Start
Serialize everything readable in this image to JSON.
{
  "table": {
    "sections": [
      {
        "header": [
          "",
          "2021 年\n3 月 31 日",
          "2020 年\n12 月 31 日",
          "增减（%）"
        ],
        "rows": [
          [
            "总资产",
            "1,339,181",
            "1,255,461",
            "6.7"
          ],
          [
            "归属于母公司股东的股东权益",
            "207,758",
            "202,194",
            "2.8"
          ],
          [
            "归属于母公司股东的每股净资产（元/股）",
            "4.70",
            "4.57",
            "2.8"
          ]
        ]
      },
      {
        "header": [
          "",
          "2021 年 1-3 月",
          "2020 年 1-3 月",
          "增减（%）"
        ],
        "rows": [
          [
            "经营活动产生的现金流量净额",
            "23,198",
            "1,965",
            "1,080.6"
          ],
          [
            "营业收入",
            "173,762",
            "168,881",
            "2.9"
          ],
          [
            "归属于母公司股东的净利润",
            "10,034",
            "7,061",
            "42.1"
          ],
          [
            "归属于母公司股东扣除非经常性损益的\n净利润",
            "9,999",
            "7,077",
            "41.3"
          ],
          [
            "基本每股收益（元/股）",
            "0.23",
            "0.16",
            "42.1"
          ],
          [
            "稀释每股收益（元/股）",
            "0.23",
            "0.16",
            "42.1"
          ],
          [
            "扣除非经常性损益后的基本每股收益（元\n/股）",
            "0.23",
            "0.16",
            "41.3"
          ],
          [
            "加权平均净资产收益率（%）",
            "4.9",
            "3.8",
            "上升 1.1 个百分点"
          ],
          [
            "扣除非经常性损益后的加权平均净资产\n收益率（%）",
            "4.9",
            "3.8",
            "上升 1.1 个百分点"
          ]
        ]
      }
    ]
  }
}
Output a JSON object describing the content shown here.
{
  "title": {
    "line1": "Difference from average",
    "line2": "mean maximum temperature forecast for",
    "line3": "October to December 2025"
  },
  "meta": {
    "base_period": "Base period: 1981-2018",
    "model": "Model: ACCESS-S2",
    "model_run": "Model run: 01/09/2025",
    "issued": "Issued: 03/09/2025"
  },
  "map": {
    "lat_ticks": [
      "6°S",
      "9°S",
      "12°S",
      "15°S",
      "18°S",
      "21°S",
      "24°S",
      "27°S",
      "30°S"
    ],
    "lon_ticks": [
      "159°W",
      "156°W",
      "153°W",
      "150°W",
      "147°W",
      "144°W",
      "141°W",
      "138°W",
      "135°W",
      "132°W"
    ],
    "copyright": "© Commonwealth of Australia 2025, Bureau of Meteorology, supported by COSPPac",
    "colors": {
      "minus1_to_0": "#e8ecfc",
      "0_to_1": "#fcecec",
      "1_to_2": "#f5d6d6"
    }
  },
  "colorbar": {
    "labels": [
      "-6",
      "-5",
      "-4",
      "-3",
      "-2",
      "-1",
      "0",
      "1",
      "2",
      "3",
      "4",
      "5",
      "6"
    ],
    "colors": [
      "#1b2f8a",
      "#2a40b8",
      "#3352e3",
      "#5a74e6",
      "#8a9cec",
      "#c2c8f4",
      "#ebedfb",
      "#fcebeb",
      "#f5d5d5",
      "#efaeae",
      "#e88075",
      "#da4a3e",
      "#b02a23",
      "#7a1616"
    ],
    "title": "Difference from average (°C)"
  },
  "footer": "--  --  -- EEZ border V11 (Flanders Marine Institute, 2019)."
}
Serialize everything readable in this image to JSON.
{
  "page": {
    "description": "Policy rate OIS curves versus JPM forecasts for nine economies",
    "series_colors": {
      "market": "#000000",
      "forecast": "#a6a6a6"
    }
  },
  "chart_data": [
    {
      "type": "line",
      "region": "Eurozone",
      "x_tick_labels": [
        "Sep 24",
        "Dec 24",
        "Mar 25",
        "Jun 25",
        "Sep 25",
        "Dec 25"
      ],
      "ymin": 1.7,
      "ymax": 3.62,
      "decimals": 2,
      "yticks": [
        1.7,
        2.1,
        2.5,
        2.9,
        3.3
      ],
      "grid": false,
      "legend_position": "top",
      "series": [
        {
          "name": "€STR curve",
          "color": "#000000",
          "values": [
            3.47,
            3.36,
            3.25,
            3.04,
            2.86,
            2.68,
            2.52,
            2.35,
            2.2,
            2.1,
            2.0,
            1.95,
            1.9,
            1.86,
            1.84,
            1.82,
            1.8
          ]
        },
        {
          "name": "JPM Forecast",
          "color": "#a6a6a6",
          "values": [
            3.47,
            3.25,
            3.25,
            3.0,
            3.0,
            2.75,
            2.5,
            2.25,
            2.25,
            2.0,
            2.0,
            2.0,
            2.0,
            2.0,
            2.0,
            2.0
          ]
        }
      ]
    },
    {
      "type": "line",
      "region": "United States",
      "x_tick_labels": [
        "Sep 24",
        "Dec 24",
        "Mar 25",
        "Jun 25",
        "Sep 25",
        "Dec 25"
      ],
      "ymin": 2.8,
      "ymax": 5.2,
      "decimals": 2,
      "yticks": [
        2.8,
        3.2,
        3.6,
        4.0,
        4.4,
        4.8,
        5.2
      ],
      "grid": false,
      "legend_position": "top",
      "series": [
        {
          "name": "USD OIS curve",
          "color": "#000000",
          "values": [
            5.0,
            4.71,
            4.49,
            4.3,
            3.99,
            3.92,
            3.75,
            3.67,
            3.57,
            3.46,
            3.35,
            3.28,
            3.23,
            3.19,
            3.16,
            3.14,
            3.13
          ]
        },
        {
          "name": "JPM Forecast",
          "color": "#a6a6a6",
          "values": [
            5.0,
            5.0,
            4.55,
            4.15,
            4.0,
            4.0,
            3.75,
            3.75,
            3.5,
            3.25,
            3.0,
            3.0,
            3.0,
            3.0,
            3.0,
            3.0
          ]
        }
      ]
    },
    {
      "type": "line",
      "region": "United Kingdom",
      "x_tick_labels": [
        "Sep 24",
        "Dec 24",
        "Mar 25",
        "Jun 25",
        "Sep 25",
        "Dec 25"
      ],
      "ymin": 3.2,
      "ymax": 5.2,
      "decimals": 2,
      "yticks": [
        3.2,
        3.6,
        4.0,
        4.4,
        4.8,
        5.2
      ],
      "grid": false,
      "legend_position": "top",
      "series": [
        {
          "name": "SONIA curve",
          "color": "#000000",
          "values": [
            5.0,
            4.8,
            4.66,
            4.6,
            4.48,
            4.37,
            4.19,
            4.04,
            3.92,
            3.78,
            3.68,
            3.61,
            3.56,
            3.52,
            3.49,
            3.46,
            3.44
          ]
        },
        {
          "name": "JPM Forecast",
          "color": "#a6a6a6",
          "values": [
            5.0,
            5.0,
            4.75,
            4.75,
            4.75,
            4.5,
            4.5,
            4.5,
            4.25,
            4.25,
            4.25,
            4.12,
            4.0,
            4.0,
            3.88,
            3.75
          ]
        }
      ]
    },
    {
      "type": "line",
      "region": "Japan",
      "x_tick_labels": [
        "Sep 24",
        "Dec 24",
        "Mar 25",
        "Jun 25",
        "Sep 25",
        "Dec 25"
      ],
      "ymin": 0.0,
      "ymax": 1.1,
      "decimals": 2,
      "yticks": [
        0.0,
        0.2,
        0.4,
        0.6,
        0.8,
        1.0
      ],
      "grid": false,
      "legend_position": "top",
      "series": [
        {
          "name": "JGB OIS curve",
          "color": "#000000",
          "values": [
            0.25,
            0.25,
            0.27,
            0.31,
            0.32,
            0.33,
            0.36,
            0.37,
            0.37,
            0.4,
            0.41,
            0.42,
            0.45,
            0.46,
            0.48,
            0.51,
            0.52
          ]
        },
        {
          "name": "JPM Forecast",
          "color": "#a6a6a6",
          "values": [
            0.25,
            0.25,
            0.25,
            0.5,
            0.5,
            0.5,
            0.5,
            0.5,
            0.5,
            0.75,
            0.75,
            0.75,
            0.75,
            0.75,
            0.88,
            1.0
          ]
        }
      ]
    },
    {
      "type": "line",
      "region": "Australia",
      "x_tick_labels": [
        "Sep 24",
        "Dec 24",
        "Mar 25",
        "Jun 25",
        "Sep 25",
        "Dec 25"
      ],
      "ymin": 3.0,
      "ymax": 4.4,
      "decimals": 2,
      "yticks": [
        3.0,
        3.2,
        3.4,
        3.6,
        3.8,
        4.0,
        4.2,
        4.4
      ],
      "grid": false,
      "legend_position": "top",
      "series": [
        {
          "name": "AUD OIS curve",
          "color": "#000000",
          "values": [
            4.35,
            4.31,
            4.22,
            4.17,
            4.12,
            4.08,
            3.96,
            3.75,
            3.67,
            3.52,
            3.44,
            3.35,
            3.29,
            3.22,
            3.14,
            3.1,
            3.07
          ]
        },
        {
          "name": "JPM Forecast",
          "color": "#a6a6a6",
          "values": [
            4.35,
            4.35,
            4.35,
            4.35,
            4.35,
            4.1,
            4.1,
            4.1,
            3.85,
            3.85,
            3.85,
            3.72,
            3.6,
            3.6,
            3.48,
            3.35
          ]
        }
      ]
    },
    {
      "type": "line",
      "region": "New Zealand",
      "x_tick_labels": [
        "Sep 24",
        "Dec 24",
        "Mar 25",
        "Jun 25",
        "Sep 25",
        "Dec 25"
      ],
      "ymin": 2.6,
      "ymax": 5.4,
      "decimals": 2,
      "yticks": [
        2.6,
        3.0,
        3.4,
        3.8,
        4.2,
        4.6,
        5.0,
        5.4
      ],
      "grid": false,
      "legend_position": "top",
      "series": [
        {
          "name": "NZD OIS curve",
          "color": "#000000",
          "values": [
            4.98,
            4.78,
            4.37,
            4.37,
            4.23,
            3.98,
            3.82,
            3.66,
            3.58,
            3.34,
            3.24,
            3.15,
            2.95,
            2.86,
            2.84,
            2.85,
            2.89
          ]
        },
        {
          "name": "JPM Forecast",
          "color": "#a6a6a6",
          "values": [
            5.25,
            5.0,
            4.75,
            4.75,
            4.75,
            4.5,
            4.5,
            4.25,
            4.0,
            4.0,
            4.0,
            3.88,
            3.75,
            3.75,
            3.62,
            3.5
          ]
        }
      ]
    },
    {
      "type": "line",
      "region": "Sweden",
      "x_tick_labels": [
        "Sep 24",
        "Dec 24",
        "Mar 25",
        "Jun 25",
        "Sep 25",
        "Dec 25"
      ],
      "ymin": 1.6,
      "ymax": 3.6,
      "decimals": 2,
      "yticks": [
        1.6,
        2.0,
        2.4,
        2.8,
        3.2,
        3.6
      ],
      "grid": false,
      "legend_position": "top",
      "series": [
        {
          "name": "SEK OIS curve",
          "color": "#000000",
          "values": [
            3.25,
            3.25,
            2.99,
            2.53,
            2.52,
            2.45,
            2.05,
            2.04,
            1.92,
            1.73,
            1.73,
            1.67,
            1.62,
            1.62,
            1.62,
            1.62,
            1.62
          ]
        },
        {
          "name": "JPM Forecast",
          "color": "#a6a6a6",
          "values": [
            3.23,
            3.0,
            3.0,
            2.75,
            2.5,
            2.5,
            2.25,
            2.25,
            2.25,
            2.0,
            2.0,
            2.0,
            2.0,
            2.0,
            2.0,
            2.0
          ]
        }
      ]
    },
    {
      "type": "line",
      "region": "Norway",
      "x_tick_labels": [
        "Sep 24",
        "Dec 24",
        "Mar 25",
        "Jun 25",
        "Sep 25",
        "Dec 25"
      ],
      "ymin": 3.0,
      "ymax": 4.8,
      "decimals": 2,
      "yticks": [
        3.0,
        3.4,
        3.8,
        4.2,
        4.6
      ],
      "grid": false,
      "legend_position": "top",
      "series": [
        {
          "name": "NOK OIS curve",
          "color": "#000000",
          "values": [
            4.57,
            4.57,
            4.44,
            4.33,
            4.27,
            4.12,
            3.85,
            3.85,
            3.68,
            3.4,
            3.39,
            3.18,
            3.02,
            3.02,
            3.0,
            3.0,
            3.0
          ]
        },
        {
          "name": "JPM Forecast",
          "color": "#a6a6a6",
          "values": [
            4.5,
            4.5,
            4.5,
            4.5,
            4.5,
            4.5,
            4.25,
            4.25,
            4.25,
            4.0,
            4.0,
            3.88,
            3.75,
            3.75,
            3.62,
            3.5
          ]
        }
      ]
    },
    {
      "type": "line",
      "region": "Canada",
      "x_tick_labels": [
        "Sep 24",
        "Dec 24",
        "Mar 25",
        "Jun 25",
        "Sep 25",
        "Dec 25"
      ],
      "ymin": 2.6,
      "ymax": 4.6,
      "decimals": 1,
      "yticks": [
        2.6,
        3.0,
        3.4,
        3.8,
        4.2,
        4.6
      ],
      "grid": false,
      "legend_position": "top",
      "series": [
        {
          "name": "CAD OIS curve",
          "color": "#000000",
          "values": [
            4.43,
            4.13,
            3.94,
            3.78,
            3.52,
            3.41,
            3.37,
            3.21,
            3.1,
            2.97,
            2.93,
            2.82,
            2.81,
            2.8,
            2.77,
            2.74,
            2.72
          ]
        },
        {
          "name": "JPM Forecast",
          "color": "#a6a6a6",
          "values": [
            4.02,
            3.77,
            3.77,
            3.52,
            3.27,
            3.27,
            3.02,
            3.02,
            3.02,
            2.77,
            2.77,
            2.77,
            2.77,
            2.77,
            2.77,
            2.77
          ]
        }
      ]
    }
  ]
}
End
Task objective:
Using the entries above, return each line that includes the word "ymin".

Solution for this problem:
      "ymin": 1.7,
      "ymin": 2.8,
      "ymin": 3.2,
      "ymin": 0.0,
      "ymin": 3.0,
      "ymin": 2.6,
      "ymin": 1.6,
      "ymin": 3.0,
      "ymin": 2.6,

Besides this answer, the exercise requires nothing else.